(Document segment)
:::::

Two new versions of gene-edited pennycress have been approved for cultivation by the Animal and Plant Health Inspection Service, which found they are unlikely to pose a plant pest risk.

Applications came from CoverCress Inc. and Hjelle Advisors – on behalf of CoverCress – for the plants, altered to have reduced fiber and erucic acid. CoverCress is seen as a promising rotational tool for growers as a cover crop, but also has high oil levels that make it an attractive candidate for low-carbon fuels such as sustainable aviation fuel.

APHIS also issued “not subject to regulation” determinations on a Bayer sugarbeet engineered with resistance to gluofosinate and a Moolec Science soybean with meat protein in the seeds and antibiotic resistance.

Lawmakers seek more wildfire research

Sens. Ben Ray Luján, D-N.M., and Dan Sullivan, R-Alaska, want to create regional research centers focused on studying wildland fire and creating technology to help manage it.

:::::

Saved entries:
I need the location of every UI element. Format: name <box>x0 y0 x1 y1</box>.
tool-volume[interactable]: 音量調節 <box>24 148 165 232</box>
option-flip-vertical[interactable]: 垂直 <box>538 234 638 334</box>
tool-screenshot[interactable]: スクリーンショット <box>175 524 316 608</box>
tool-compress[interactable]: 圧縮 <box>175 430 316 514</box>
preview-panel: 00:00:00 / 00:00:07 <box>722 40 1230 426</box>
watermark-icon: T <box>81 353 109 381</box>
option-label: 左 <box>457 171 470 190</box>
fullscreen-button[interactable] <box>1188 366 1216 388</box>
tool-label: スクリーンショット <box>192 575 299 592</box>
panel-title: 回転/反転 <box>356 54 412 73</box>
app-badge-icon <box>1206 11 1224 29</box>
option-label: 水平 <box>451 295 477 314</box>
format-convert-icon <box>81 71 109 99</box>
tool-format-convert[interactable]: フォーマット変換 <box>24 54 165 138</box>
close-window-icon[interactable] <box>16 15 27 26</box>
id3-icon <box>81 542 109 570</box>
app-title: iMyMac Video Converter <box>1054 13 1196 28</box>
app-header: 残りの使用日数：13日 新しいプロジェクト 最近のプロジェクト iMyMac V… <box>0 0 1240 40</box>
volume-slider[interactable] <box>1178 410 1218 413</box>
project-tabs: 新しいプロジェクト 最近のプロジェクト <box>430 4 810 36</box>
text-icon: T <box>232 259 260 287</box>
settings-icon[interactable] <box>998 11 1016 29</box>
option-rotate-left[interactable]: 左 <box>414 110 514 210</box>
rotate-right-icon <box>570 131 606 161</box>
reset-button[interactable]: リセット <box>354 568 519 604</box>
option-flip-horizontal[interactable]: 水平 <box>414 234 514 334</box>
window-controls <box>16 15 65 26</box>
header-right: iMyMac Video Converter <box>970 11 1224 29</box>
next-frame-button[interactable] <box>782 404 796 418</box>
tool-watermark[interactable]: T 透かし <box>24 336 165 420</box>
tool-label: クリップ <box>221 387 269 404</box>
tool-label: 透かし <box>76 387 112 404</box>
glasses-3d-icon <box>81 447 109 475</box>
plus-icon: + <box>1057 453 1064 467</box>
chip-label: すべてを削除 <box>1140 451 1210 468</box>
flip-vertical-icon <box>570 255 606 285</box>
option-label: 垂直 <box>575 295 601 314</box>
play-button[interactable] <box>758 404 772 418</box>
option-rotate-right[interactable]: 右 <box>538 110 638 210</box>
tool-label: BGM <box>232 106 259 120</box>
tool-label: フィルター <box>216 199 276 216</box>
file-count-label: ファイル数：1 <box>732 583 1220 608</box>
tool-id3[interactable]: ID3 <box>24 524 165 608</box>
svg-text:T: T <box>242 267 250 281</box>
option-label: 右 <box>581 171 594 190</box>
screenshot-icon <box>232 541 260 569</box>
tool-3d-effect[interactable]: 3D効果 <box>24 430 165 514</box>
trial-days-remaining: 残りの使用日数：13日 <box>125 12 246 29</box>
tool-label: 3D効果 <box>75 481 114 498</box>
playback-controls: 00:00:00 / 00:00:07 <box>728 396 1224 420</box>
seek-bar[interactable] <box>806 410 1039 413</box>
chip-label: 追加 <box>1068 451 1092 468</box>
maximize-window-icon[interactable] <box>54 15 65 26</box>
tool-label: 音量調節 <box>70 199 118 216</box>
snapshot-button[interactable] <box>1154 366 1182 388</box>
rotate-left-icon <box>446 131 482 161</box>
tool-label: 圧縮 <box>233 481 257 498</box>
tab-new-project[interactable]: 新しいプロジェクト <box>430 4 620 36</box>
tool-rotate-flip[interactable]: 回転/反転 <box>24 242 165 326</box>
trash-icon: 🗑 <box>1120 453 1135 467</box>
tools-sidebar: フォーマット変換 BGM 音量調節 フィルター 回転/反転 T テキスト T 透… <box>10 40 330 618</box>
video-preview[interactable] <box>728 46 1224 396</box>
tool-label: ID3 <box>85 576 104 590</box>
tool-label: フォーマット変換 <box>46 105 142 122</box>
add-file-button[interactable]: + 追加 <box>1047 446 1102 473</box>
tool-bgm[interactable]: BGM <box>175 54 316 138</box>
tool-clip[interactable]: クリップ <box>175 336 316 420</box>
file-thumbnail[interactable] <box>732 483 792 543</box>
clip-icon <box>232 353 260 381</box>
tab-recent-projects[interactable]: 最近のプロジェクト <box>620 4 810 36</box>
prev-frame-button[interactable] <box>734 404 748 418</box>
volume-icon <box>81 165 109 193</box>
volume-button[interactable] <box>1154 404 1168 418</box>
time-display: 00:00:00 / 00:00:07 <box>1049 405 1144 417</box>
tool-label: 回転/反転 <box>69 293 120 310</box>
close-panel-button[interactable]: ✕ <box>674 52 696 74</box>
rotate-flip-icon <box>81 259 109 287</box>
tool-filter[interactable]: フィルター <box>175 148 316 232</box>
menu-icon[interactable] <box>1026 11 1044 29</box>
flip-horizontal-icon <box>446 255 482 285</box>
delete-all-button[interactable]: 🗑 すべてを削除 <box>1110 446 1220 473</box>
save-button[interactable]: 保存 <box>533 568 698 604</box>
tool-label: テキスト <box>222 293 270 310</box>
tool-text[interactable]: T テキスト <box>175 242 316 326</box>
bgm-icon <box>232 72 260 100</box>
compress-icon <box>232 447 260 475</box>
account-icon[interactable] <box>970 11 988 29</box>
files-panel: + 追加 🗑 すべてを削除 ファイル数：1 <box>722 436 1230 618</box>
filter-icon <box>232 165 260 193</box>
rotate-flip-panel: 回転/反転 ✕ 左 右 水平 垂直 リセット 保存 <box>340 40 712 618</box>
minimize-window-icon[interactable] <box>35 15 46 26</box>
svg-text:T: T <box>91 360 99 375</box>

:::::

(Task instructions)
1. In the news excerpt, which two traits were the new gene-edited pennycress plants altered to have?
2. Reproduce the news excerpt word for word, taking everything from "Applications came from" down to "sustainable aviation fuel.".

(Solutions by task)
1. They were altered to have reduced fiber and erucic acid.

2.
Applications came from CoverCress Inc. and Hjelle Advisors – on behalf of CoverCress – for the plants, altered to have reduced fiber and erucic acid. CoverCress is seen as a promising rotational tool for growers as a cover crop, but also has high oil levels that make it an attractive candidate for low-carbon fuels such as sustainable aviation fuel.